▶ _Set problem_
Take the listing and print it in full, exactly as given.
-- start of Records provided --
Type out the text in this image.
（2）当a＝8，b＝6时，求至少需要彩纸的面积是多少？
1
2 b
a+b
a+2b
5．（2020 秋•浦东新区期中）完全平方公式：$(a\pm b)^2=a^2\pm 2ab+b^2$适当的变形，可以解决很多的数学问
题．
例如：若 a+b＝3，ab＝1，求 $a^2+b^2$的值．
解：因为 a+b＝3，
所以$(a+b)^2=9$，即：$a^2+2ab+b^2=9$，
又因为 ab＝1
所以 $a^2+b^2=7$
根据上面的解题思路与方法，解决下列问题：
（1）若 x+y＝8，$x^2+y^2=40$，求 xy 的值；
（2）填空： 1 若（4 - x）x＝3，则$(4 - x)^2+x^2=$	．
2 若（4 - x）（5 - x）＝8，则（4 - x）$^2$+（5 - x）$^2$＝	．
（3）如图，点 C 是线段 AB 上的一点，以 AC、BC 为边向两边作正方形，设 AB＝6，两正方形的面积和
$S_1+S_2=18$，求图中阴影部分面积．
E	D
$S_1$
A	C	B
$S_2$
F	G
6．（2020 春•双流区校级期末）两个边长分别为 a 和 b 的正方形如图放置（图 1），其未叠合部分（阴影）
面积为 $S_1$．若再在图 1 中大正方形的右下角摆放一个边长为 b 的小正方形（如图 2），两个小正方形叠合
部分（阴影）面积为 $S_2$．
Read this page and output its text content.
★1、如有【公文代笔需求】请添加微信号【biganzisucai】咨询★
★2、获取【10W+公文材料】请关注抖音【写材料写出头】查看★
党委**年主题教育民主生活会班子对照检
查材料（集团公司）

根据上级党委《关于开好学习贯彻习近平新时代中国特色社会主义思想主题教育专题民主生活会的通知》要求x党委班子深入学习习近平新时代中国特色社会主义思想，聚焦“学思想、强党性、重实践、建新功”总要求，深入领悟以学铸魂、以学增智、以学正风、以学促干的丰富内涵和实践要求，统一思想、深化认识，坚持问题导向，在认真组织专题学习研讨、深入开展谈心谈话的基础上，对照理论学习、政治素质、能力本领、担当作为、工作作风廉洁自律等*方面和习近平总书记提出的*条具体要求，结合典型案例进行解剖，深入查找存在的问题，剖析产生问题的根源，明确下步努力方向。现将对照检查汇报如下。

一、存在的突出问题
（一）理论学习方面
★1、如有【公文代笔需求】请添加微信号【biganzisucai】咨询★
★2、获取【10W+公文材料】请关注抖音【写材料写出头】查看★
-- end of Records provided --
▶ _Reply_
Type out the text in this image.
（2）当a＝8，b＝6时，求至少需要彩纸的面积是多少？
1
2 b
a+b
a+2b
5．（2020 秋•浦东新区期中）完全平方公式：$(a\pm b)^2=a^2\pm 2ab+b^2$适当的变形，可以解决很多的数学问
题．
例如：若 a+b＝3，ab＝1，求 $a^2+b^2$的值．
解：因为 a+b＝3，
所以$(a+b)^2=9$，即：$a^2+2ab+b^2=9$，
又因为 ab＝1
所以 $a^2+b^2=7$
根据上面的解题思路与方法，解决下列问题：
（1）若 x+y＝8，$x^2+y^2=40$，求 xy 的值；
（2）填空： 1 若（4 - x）x＝3，则$(4 - x)^2+x^2=$	．
2 若（4 - x）（5 - x）＝8，则（4 - x）$^2$+（5 - x）$^2$＝	．
（3）如图，点 C 是线段 AB 上的一点，以 AC、BC 为边向两边作正方形，设 AB＝6，两正方形的面积和
$S_1+S_2=18$，求图中阴影部分面积．
E	D
$S_1$
A	C	B
$S_2$
F	G
6．（2020 春•双流区校级期末）两个边长分别为 a 和 b 的正方形如图放置（图 1），其未叠合部分（阴影）
面积为 $S_1$．若再在图 1 中大正方形的右下角摆放一个边长为 b 的小正方形（如图 2），两个小正方形叠合
部分（阴影）面积为 $S_2$．
Read this page and output its text content.
★1、如有【公文代笔需求】请添加微信号【biganzisucai】咨询★
★2、获取【10W+公文材料】请关注抖音【写材料写出头】查看★
党委**年主题教育民主生活会班子对照检
查材料（集团公司）

根据上级党委《关于开好学习贯彻习近平新时代中国特色社会主义思想主题教育专题民主生活会的通知》要求x党委班子深入学习习近平新时代中国特色社会主义思想，聚焦“学思想、强党性、重实践、建新功”总要求，深入领悟以学铸魂、以学增智、以学正风、以学促干的丰富内涵和实践要求，统一思想、深化认识，坚持问题导向，在认真组织专题学习研讨、深入开展谈心谈话的基础上，对照理论学习、政治素质、能力本领、担当作为、工作作风廉洁自律等*方面和习近平总书记提出的*条具体要求，结合典型案例进行解剖，深入查找存在的问题，剖析产生问题的根源，明确下步努力方向。现将对照检查汇报如下。

一、存在的突出问题
（一）理论学习方面
★1、如有【公文代笔需求】请添加微信号【biganzisucai】咨询★
★2、获取【10W+公文材料】请关注抖音【写材料写出头】查看★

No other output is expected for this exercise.